How many lines hold the string "wang"? Give only the number.

▬▬▬▬▬▬▬▬▬▬

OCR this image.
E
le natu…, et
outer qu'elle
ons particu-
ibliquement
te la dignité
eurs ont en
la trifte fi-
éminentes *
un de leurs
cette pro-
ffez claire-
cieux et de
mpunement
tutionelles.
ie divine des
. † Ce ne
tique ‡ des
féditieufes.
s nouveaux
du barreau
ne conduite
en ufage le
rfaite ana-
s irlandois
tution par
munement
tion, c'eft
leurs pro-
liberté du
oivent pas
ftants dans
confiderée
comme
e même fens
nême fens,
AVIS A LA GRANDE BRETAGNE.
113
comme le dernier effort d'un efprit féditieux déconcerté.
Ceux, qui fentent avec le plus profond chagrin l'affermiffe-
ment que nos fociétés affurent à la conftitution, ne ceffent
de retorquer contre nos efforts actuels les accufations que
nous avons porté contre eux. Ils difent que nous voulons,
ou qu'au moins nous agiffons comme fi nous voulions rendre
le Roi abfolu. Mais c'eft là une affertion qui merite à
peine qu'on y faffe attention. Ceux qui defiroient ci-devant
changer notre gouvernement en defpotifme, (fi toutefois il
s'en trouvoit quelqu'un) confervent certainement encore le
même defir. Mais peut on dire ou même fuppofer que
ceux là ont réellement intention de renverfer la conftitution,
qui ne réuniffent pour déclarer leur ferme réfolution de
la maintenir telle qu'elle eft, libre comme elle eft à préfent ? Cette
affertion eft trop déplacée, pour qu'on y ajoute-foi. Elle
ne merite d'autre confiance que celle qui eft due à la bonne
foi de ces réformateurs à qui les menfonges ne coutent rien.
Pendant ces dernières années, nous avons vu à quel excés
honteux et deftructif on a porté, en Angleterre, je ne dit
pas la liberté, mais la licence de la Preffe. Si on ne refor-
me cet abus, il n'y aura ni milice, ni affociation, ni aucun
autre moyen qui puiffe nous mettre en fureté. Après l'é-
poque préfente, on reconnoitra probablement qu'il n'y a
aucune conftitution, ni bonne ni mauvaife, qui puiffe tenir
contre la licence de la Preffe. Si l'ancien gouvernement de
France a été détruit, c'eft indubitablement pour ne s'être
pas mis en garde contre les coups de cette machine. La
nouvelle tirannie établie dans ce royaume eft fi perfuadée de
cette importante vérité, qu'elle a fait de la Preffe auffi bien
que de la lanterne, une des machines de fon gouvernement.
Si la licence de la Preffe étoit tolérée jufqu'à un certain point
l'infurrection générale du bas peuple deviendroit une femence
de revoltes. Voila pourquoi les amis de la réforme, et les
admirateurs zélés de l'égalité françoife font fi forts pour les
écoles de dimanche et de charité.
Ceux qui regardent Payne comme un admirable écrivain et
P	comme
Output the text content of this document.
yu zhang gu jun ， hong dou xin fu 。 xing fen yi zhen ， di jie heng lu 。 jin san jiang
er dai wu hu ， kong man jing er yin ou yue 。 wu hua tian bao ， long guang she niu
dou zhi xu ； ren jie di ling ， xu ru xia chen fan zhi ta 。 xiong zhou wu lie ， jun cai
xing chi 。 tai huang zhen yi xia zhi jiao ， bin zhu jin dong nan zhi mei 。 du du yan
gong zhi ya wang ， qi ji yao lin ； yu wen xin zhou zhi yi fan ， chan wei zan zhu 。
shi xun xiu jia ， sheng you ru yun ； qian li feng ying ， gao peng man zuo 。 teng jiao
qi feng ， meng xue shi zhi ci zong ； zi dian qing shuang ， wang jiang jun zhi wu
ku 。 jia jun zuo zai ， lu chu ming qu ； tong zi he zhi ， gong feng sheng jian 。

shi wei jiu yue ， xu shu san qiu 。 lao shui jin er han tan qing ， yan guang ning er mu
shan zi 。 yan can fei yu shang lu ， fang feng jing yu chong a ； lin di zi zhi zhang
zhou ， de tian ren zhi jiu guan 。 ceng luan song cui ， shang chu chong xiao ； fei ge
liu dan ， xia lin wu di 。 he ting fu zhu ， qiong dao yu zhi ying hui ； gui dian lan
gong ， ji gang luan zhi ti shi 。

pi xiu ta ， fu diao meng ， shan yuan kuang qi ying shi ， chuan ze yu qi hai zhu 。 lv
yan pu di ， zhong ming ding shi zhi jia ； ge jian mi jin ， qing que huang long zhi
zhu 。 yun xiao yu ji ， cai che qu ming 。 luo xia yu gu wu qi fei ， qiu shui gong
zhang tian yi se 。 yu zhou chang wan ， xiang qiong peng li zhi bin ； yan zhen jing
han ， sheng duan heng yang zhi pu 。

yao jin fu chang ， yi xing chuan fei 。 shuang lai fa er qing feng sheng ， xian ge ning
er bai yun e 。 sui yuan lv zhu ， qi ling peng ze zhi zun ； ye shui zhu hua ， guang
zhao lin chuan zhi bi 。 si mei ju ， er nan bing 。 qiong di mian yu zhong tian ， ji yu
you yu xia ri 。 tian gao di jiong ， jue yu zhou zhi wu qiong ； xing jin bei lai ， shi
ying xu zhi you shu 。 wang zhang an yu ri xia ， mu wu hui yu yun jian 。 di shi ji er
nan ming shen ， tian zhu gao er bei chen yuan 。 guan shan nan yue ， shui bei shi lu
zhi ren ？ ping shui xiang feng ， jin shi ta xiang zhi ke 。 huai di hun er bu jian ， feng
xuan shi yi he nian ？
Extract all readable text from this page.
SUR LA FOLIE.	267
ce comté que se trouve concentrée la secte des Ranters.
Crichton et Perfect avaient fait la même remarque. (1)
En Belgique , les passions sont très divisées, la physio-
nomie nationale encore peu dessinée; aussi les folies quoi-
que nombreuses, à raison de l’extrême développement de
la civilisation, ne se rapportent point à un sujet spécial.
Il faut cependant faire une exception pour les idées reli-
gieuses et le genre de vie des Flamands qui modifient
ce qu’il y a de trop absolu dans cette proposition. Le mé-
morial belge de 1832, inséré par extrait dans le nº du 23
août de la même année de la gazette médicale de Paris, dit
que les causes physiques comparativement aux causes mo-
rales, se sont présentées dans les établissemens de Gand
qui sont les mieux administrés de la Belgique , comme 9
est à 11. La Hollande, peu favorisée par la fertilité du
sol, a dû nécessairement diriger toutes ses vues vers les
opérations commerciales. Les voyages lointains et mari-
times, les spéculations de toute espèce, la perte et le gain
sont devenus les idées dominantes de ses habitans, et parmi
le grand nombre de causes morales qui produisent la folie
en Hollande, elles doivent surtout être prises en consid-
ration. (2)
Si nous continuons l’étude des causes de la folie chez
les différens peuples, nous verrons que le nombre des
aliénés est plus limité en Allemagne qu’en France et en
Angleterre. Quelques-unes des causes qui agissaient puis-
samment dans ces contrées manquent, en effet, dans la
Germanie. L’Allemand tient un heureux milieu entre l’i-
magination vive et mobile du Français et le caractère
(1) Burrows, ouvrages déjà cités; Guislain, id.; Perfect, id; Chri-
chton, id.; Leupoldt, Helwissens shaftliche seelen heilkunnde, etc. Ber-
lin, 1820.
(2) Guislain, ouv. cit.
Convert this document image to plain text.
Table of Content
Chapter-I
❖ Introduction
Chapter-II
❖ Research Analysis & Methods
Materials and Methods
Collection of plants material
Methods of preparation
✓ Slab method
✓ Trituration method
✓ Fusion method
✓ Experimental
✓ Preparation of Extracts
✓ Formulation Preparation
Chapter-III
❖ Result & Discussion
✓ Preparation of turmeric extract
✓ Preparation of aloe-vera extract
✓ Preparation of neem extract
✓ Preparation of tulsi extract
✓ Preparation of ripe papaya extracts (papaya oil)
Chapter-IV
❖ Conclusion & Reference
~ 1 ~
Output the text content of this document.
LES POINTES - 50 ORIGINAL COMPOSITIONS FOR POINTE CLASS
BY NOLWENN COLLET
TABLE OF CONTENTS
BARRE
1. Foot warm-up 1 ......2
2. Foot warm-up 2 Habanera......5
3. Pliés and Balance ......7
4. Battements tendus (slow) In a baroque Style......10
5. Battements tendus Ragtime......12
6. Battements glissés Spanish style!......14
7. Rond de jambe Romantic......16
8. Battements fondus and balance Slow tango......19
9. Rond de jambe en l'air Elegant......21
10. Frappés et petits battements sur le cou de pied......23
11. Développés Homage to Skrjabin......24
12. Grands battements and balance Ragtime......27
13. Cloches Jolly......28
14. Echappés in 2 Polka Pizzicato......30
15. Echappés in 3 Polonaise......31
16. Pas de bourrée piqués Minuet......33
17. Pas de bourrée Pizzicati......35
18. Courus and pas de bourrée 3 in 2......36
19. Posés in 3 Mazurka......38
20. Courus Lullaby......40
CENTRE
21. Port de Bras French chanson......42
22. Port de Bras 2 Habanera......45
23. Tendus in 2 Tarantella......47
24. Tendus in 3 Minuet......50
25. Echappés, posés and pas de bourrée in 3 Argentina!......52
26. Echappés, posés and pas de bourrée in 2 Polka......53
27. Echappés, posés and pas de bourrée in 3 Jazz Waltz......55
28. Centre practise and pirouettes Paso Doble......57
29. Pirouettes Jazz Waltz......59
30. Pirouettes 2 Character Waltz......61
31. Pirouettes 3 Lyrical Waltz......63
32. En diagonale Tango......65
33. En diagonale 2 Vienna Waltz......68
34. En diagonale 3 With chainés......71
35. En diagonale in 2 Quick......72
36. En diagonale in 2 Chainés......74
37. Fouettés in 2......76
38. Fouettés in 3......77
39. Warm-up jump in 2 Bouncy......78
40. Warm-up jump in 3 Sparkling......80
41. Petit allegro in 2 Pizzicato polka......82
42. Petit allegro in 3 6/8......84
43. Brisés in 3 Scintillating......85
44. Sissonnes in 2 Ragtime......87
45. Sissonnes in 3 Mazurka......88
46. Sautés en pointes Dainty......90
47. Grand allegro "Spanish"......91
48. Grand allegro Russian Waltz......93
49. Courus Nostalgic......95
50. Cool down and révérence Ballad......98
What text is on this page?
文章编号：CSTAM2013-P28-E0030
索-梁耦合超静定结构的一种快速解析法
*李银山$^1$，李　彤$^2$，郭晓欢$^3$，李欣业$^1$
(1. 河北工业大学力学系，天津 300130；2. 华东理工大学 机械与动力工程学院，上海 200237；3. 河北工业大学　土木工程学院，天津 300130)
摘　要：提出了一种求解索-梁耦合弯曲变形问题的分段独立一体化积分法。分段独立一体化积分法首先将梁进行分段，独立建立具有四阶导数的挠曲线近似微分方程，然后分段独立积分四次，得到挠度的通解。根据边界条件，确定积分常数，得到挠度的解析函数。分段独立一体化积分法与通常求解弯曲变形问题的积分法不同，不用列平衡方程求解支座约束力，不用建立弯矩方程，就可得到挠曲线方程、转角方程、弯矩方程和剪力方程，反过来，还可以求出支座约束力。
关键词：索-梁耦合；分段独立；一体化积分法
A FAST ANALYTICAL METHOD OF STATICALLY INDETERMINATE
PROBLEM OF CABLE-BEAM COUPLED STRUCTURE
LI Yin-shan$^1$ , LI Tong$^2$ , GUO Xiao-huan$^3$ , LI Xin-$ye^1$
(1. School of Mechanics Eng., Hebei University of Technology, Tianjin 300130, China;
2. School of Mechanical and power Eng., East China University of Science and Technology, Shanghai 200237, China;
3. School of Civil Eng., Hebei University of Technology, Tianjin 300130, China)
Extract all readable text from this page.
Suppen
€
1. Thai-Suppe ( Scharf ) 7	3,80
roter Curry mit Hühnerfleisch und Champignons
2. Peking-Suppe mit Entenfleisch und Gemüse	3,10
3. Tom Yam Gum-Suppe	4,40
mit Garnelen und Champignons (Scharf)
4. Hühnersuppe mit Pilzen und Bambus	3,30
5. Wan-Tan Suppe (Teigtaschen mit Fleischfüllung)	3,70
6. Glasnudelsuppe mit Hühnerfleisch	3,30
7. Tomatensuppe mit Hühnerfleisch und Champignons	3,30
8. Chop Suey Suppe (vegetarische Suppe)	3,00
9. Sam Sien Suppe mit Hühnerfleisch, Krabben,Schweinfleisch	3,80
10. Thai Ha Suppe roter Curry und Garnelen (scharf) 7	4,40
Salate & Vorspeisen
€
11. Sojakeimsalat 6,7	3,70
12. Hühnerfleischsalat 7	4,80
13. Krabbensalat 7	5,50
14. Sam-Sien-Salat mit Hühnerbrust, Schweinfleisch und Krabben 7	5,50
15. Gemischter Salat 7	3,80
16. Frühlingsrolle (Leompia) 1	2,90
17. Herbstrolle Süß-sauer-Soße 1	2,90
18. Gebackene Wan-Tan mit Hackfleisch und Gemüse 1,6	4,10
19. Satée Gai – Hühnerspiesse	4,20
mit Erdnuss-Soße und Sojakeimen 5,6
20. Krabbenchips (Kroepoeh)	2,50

▬▬▬▬▬▬▬▬▬▬

Result of this task:
3